• Entries shown
##############################
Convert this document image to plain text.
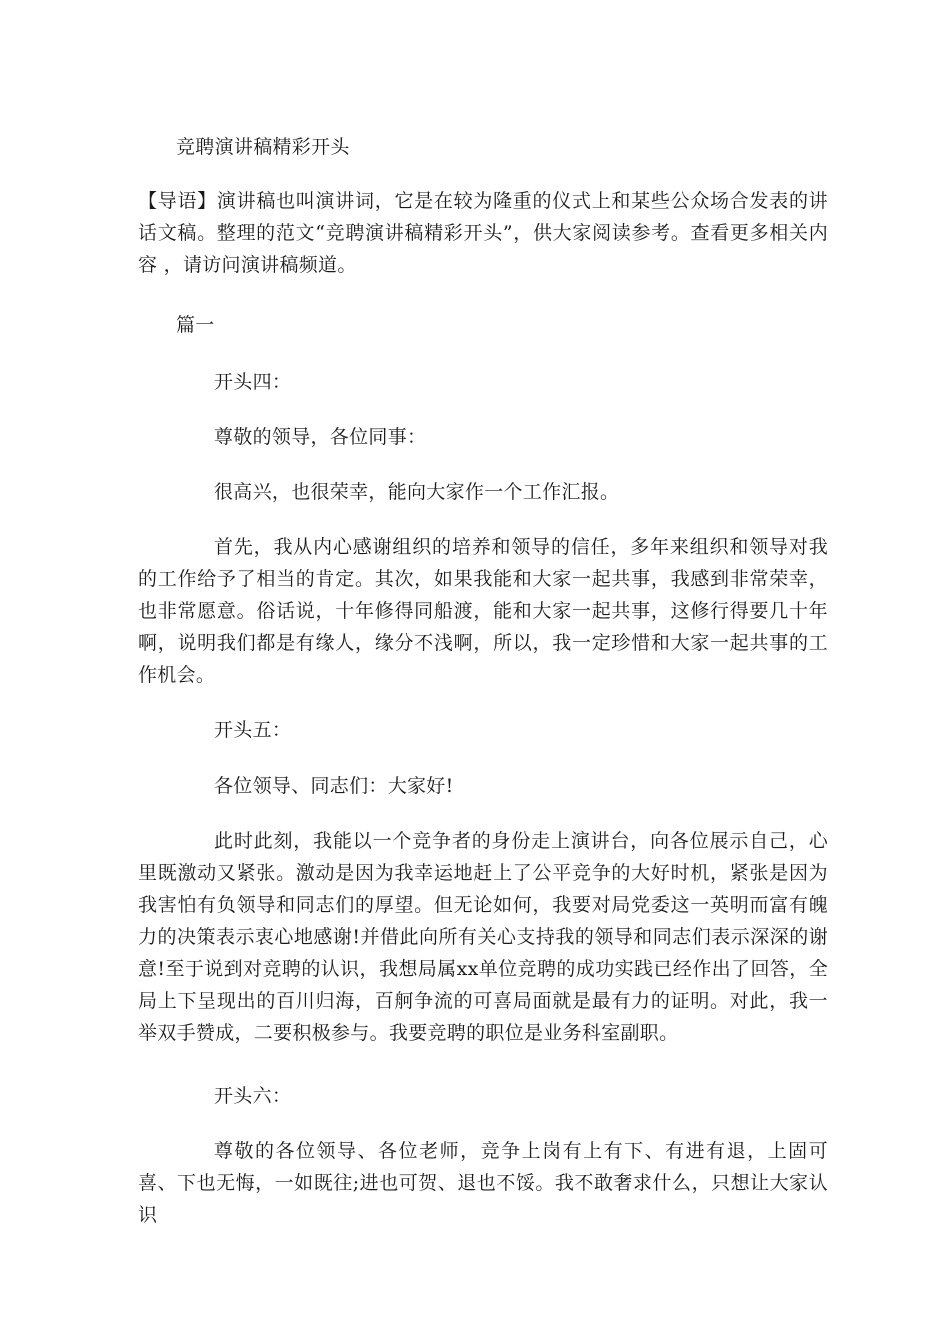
竞聘演讲稿精彩开头
【导语】演讲稿也叫演讲词，它是在较为隆重的仪式上和某些公众场合发表的讲话文稿。整理的范文“竞聘演讲稿精彩开头”，供大家阅读参考。查看更多相关内容 ，请访问演讲稿频道。
篇一
开头四：
尊敬的领导，各位同事：
很高兴，也很荣幸，能向大家作一个工作汇报。
首先，我从内心感谢组织的培养和领导的信任，多年来组织和领导对我的工作给予了相当的肯定。其次，如果我能和大家一起共事，我感到非常荣幸，也非常愿意。俗话说，十年修得同船渡，能和大家一起共事，这修行得要几十年啊，说明我们都是有缘人，缘分不浅啊，所以，我一定珍惜和大家一起共事的工作机会。
开头五：
各位领导、同志们：大家好!
此时此刻，我能以一个竞争者的身份走上演讲台，向各位展示自己，心里既激动又紧张。激动是因为我幸运地赶上了公平竞争的大好时机，紧张是因为我害怕有负领导和同志们的厚望。但无论如何，我要对局党委这一英明而富有魄力的决策表示衷心地感谢!并借此向所有关心支持我的领导和同志们表示深深的谢意!至于说到对竞聘的认识，我想局属xx单位竞聘的成功实践已经作出了回答，全局上下呈现出的百川归海，百舸争流的可喜局面就是最有力的证明。对此，我一举双手赞成，二要积极参与。我要竞聘的职位是业务科室副职。
开头六：
尊敬的各位领导、各位老师，竞争上岗有上有下、有进有退，上固可喜、下也无悔，一如既往;进也可贺、退也不馁。我不敢奢求什么，只想让大家认识
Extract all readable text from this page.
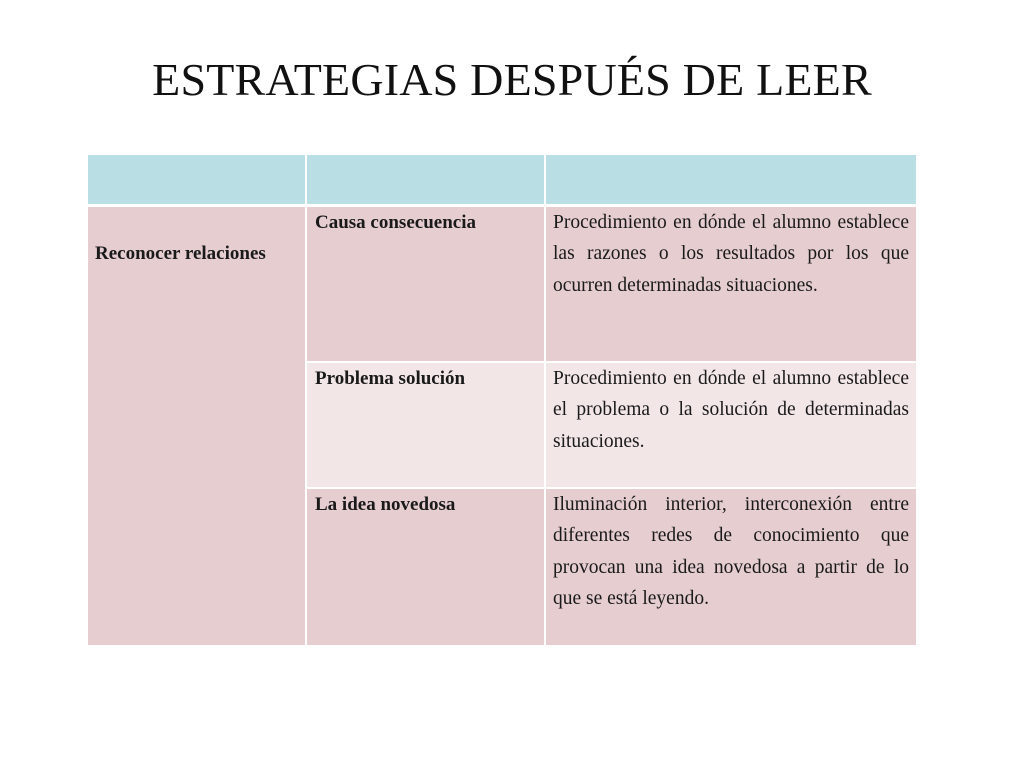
ESTRATEGIAS DESPUÉS DE LEER

Reconocer relaciones	Causa consecuencia	Procedimiento en dónde el alumno establece las razones o los resultados por los que ocurren determinadas situaciones.

	Problema solución	Procedimiento en dónde el alumno establece el problema o la solución de determinadas situaciones.

	La idea novedosa	Iluminación interior, interconexión entre diferentes redes de conocimiento que provocan una idea novedosa a partir de lo que se está leyendo.
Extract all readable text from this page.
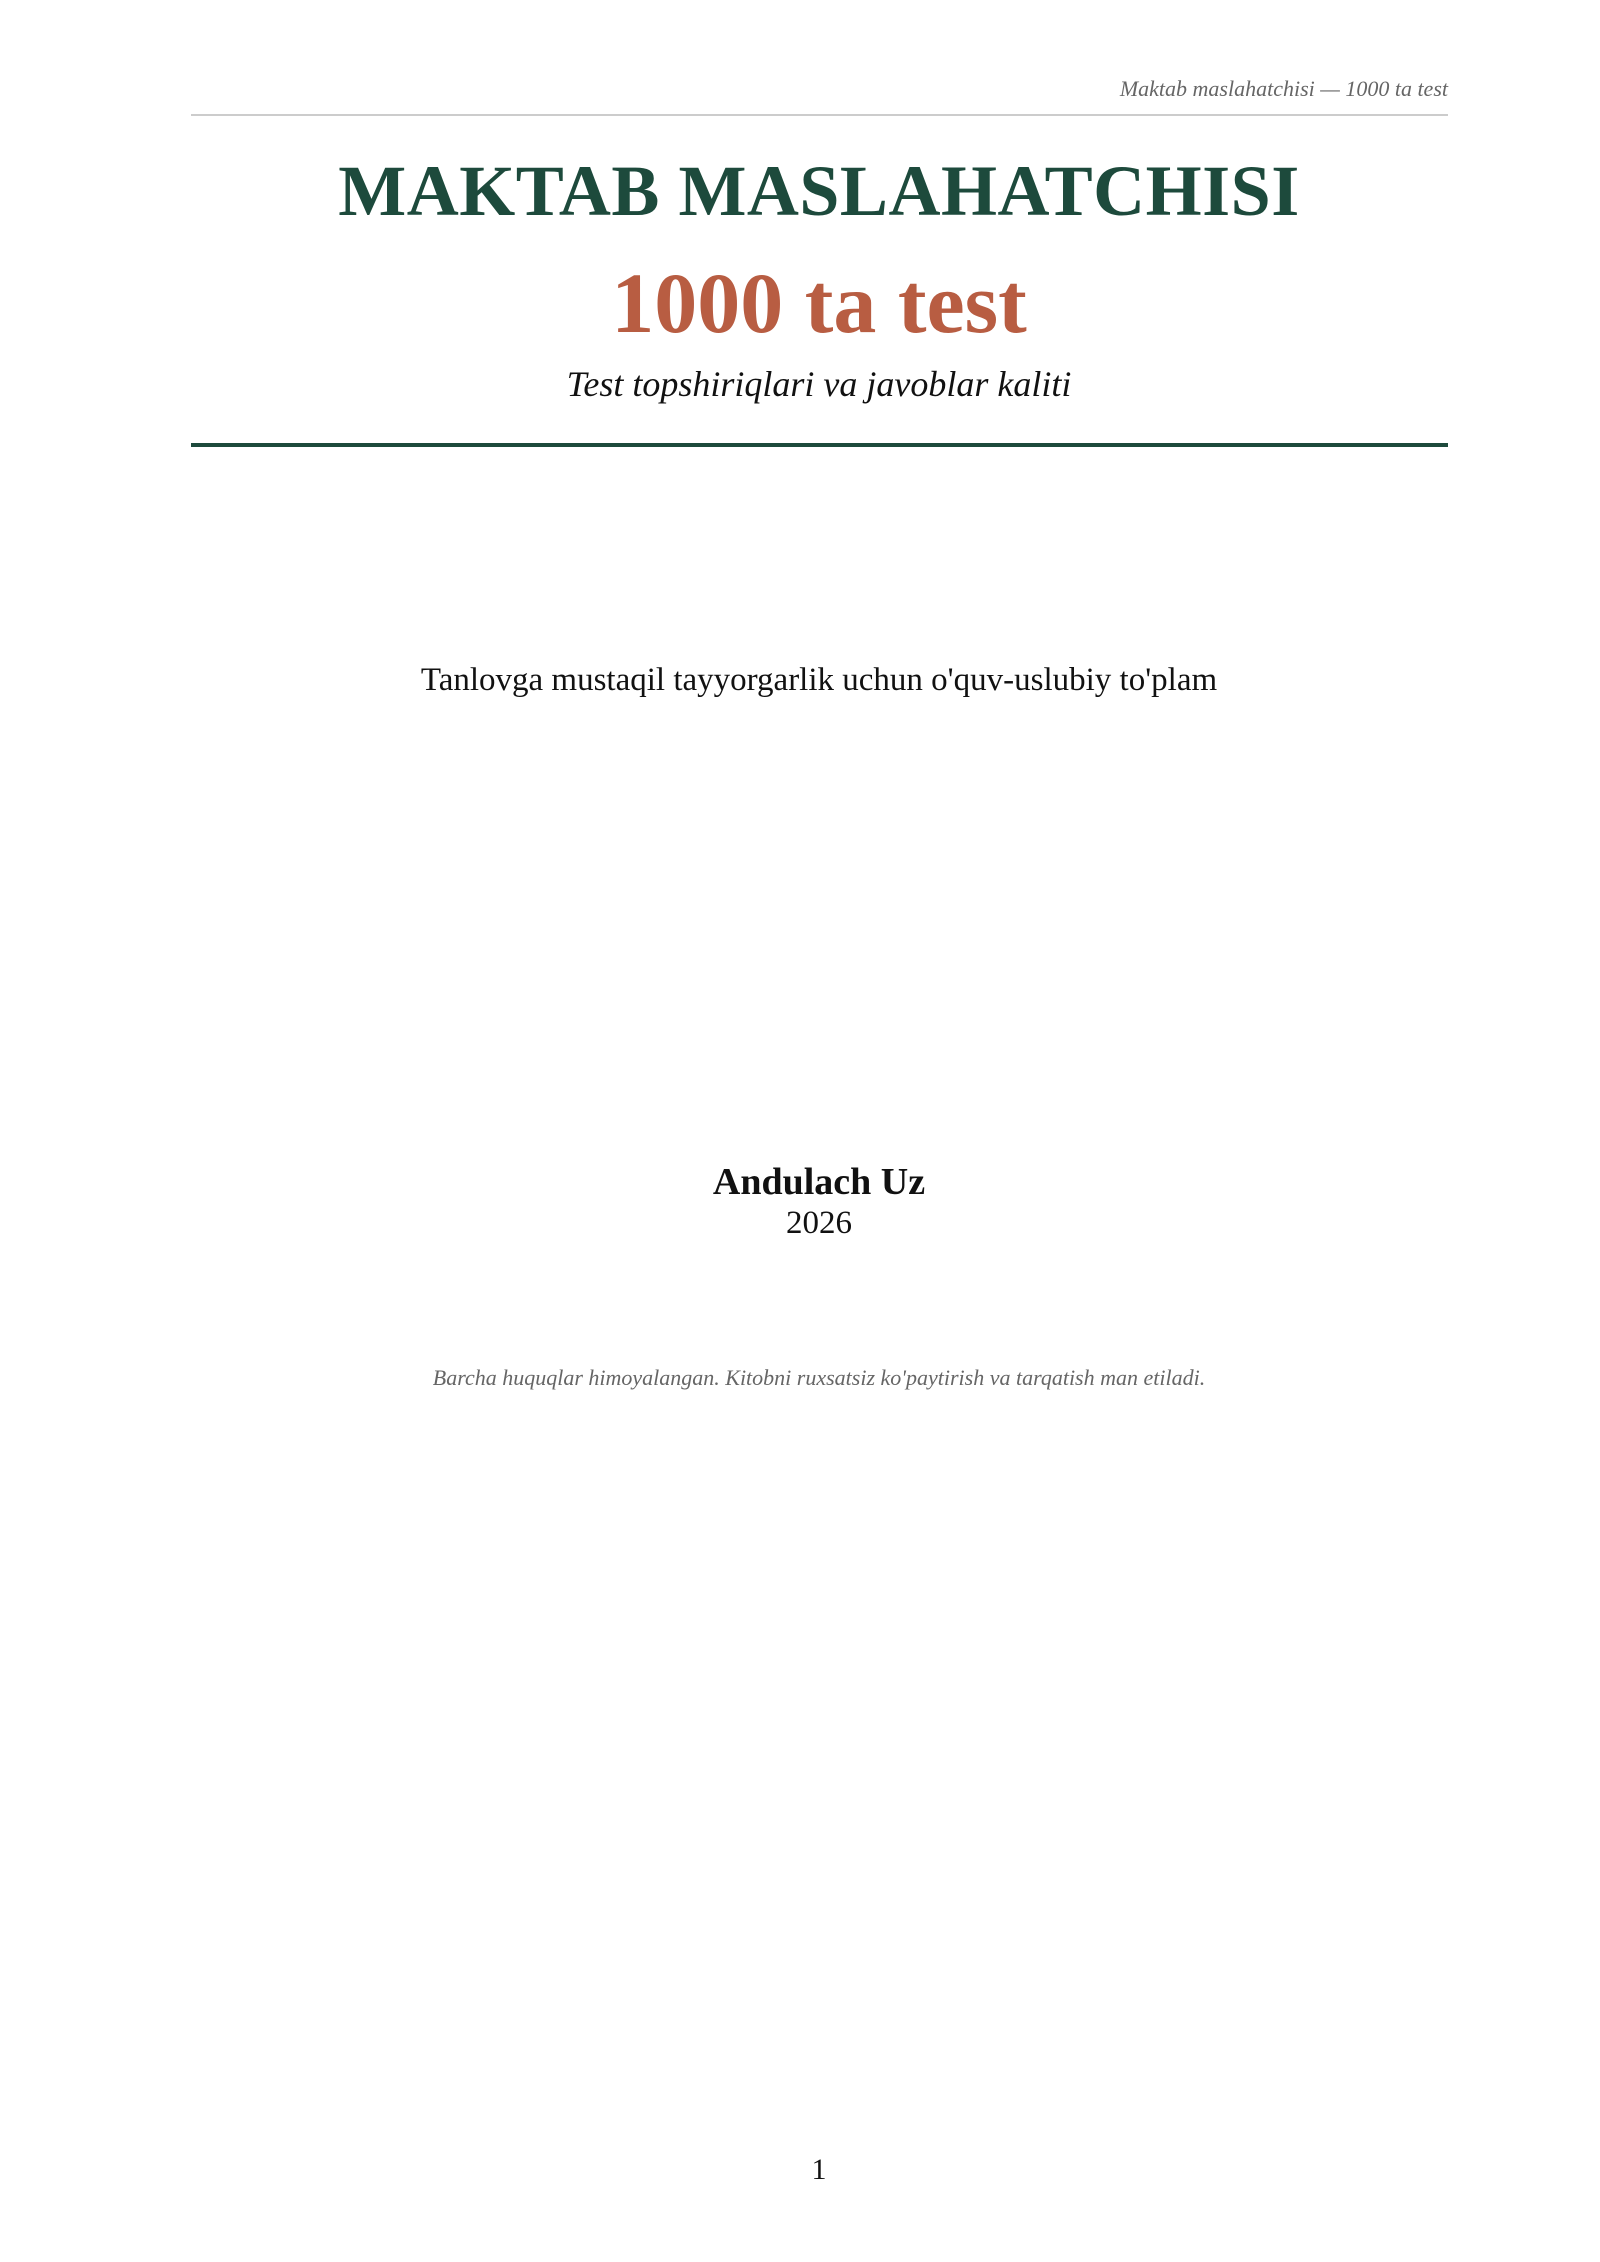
Maktab maslahatchisi — 1000 ta test
MAKTAB MASLAHATCHISI
1000 ta test
Test topshiriqlari va javoblar kaliti
Tanlovga mustaqil tayyorgarlik uchun o'quv-uslubiy to'plam
Andulach Uz
2026
Barcha huquqlar himoyalangan. Kitobni ruxsatsiz ko'paytirish va tarqatish man etiladi.
1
##############################
• What is asked
Omit the pictures, then output the rest of the listing exactly.

• Finished answer
Convert this document image to plain text.
竞聘演讲稿精彩开头
【导语】演讲稿也叫演讲词，它是在较为隆重的仪式上和某些公众场合发表的讲话文稿。整理的范文“竞聘演讲稿精彩开头”，供大家阅读参考。查看更多相关内容 ，请访问演讲稿频道。
篇一
开头四：
尊敬的领导，各位同事：
很高兴，也很荣幸，能向大家作一个工作汇报。
首先，我从内心感谢组织的培养和领导的信任，多年来组织和领导对我的工作给予了相当的肯定。其次，如果我能和大家一起共事，我感到非常荣幸，也非常愿意。俗话说，十年修得同船渡，能和大家一起共事，这修行得要几十年啊，说明我们都是有缘人，缘分不浅啊，所以，我一定珍惜和大家一起共事的工作机会。
开头五：
各位领导、同志们：大家好!
此时此刻，我能以一个竞争者的身份走上演讲台，向各位展示自己，心里既激动又紧张。激动是因为我幸运地赶上了公平竞争的大好时机，紧张是因为我害怕有负领导和同志们的厚望。但无论如何，我要对局党委这一英明而富有魄力的决策表示衷心地感谢!并借此向所有关心支持我的领导和同志们表示深深的谢意!至于说到对竞聘的认识，我想局属xx单位竞聘的成功实践已经作出了回答，全局上下呈现出的百川归海，百舸争流的可喜局面就是最有力的证明。对此，我一举双手赞成，二要积极参与。我要竞聘的职位是业务科室副职。
开头六：
尊敬的各位领导、各位老师，竞争上岗有上有下、有进有退，上固可喜、下也无悔，一如既往;进也可贺、退也不馁。我不敢奢求什么，只想让大家认识
Extract all readable text from this page.
ESTRATEGIAS DESPUÉS DE LEER

Reconocer relaciones	Causa consecuencia	Procedimiento en dónde el alumno establece las razones o los resultados por los que ocurren determinadas situaciones.

	Problema solución	Procedimiento en dónde el alumno establece el problema o la solución de determinadas situaciones.

	La idea novedosa	Iluminación interior, interconexión entre diferentes redes de conocimiento que provocan una idea novedosa a partir de lo que se está leyendo.
Extract all readable text from this page.
Maktab maslahatchisi — 1000 ta test
MAKTAB MASLAHATCHISI
1000 ta test
Test topshiriqlari va javoblar kaliti
Tanlovga mustaqil tayyorgarlik uchun o'quv-uslubiy to'plam
Andulach Uz
2026
Barcha huquqlar himoyalangan. Kitobni ruxsatsiz ko'paytirish va tarqatish man etiladi.
1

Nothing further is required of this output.